* START PROVIDED DATA *
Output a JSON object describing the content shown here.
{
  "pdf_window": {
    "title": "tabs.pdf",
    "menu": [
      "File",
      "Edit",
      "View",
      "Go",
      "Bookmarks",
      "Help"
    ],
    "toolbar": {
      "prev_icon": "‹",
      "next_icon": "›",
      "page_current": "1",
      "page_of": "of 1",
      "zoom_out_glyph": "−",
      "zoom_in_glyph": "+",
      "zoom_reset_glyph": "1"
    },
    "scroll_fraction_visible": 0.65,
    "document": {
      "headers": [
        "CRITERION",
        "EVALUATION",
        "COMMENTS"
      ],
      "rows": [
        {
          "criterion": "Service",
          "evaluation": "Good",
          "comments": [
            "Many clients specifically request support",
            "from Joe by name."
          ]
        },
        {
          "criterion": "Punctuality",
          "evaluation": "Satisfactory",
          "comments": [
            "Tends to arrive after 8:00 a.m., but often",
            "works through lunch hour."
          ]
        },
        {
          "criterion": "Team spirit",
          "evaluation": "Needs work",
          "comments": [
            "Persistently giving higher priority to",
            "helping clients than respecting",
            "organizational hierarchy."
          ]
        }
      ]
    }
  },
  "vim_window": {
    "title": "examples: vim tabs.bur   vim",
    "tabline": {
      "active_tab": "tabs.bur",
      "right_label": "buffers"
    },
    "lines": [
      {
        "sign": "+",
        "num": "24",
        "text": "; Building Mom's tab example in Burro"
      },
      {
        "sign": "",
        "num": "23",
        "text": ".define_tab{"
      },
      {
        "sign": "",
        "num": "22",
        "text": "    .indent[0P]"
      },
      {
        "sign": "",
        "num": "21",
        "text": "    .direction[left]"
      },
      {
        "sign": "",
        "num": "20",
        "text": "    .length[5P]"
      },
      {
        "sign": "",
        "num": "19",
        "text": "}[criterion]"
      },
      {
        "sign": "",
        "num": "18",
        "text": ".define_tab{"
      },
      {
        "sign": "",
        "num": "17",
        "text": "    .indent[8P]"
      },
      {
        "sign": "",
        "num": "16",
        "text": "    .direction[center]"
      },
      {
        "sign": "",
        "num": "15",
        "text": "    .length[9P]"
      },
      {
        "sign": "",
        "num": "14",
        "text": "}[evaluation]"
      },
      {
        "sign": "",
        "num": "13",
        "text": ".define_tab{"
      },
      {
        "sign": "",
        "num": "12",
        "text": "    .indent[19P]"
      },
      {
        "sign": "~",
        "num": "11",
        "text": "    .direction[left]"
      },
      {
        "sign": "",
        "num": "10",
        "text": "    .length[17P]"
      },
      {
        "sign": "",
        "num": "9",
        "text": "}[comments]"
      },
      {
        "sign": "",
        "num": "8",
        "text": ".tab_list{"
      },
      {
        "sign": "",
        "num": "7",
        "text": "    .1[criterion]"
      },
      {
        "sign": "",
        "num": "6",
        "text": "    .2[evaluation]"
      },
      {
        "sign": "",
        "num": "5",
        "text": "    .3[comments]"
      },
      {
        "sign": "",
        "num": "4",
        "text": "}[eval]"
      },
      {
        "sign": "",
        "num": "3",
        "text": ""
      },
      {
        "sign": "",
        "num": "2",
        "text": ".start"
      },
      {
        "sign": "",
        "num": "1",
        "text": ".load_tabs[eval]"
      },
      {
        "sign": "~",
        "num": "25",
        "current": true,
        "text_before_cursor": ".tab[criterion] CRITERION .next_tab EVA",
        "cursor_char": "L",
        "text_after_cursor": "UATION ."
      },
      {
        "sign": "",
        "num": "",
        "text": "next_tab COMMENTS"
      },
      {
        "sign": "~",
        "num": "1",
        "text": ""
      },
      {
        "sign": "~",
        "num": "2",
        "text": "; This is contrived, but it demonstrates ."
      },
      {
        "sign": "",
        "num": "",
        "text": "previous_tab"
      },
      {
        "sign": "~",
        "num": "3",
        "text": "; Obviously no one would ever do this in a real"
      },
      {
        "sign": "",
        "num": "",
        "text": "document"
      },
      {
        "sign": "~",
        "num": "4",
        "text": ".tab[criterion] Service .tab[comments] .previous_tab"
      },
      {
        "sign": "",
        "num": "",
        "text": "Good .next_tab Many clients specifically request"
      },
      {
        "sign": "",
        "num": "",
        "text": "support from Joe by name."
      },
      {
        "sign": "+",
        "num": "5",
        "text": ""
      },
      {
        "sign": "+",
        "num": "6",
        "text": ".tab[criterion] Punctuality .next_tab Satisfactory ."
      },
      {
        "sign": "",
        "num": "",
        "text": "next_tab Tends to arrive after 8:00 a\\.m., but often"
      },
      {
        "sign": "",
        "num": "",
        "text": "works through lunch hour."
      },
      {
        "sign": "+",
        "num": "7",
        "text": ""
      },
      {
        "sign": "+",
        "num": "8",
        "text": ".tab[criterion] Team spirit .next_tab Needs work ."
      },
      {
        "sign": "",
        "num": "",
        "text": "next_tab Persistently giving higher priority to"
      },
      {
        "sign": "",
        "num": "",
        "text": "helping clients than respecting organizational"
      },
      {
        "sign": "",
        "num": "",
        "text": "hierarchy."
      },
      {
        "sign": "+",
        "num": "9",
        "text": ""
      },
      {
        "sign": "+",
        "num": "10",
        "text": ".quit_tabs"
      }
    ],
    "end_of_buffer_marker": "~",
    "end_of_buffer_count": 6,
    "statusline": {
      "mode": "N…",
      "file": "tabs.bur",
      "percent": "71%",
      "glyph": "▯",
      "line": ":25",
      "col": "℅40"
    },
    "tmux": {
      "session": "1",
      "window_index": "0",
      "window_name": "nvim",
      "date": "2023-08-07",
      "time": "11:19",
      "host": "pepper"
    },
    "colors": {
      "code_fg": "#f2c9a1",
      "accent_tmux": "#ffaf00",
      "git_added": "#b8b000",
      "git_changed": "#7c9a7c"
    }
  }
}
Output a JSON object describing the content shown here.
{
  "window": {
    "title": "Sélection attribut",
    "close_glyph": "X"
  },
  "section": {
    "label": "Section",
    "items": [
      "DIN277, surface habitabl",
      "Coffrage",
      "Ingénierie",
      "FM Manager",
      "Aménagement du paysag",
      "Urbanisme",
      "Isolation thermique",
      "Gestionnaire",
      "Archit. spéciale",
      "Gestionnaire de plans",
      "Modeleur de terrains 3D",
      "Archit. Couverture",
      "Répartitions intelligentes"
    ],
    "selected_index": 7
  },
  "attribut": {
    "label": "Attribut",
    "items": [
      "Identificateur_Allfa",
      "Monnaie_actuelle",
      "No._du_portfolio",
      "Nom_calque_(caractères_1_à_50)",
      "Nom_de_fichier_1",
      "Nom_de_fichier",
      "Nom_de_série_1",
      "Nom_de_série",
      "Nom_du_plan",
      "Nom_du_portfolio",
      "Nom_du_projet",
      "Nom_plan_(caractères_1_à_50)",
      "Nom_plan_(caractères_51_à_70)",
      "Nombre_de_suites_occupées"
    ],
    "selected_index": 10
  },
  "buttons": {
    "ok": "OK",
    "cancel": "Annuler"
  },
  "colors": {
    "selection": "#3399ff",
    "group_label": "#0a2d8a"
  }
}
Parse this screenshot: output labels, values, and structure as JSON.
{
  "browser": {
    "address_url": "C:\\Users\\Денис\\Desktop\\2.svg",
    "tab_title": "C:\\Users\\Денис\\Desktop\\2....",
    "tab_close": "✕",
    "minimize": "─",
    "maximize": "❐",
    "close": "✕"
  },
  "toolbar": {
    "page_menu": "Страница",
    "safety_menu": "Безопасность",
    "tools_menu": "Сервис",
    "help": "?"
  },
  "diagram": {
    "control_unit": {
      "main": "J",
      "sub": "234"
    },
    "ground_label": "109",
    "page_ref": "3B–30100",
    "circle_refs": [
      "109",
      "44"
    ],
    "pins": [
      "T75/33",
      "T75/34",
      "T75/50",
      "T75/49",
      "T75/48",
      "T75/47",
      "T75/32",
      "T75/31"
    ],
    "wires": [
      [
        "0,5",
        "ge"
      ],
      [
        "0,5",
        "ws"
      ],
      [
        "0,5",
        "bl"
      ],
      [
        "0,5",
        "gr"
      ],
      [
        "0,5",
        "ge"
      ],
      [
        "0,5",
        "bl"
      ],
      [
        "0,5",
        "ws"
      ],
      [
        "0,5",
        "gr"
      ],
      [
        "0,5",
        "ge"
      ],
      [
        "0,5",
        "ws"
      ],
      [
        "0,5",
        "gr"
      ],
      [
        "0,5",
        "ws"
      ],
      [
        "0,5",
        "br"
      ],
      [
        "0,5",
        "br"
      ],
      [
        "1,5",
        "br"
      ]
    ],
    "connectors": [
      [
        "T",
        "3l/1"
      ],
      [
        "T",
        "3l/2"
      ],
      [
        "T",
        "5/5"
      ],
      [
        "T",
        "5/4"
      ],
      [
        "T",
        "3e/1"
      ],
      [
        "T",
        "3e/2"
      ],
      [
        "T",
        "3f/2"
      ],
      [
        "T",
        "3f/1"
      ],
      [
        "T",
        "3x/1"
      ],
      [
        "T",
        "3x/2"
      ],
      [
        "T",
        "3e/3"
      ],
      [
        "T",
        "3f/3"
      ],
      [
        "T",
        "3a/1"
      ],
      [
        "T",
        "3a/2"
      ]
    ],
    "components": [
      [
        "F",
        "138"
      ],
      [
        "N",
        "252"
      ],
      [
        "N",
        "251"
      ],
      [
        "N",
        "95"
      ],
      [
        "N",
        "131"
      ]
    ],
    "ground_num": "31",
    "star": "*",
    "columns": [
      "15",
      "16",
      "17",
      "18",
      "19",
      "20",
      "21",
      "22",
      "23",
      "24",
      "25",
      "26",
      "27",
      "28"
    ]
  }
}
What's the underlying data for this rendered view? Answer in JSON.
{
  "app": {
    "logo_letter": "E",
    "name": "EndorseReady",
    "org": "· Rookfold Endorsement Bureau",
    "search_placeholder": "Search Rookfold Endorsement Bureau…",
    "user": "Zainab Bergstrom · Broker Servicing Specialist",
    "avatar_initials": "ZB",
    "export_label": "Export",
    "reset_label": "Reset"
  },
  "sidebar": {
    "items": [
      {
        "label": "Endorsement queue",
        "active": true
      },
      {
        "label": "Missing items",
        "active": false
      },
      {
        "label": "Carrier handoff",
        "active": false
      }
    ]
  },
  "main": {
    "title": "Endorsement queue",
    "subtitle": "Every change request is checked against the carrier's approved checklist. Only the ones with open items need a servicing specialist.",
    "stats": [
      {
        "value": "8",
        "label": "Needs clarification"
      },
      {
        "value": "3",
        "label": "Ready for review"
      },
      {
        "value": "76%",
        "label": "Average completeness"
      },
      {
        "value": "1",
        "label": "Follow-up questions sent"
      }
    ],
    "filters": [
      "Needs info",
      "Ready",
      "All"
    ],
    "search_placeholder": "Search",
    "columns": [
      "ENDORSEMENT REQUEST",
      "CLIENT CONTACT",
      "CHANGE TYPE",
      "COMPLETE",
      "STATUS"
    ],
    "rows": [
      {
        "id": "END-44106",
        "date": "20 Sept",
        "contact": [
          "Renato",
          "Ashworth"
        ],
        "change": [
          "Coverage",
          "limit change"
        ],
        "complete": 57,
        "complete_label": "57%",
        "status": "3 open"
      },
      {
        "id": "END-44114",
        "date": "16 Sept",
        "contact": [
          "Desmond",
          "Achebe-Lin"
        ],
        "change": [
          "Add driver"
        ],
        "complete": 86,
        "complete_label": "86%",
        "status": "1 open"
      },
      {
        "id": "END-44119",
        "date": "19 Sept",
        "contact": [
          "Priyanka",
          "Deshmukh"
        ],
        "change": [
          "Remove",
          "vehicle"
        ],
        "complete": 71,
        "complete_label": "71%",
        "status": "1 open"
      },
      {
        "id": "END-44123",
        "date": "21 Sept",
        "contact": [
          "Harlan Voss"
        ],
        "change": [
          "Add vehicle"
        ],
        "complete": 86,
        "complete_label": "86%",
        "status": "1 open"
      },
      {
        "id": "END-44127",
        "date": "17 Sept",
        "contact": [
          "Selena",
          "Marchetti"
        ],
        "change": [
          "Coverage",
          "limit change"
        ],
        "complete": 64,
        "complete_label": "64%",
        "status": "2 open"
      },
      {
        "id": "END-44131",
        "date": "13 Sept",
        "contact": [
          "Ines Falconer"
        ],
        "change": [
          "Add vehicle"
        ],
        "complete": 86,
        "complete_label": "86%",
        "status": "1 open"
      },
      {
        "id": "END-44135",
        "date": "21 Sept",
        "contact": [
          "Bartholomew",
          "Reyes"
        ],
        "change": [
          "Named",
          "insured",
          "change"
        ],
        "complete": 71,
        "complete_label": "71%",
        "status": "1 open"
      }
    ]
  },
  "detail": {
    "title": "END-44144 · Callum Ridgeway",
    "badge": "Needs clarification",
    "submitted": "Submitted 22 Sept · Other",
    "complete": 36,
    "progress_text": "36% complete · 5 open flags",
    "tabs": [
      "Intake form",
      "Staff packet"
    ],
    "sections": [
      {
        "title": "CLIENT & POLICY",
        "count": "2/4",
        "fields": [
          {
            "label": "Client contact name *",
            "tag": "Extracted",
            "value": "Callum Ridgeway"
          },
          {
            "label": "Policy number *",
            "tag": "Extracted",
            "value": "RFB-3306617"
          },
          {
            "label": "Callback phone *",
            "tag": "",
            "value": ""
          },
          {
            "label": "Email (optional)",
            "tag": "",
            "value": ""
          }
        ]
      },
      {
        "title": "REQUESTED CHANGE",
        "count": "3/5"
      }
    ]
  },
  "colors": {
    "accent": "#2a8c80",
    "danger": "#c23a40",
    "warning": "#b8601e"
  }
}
* END PROVIDED DATA *
Copy each line of the records containing the string "Service".

          "criterion": "Service",
        "text": ".tab[criterion] Service .tab[comments] .previous_tab"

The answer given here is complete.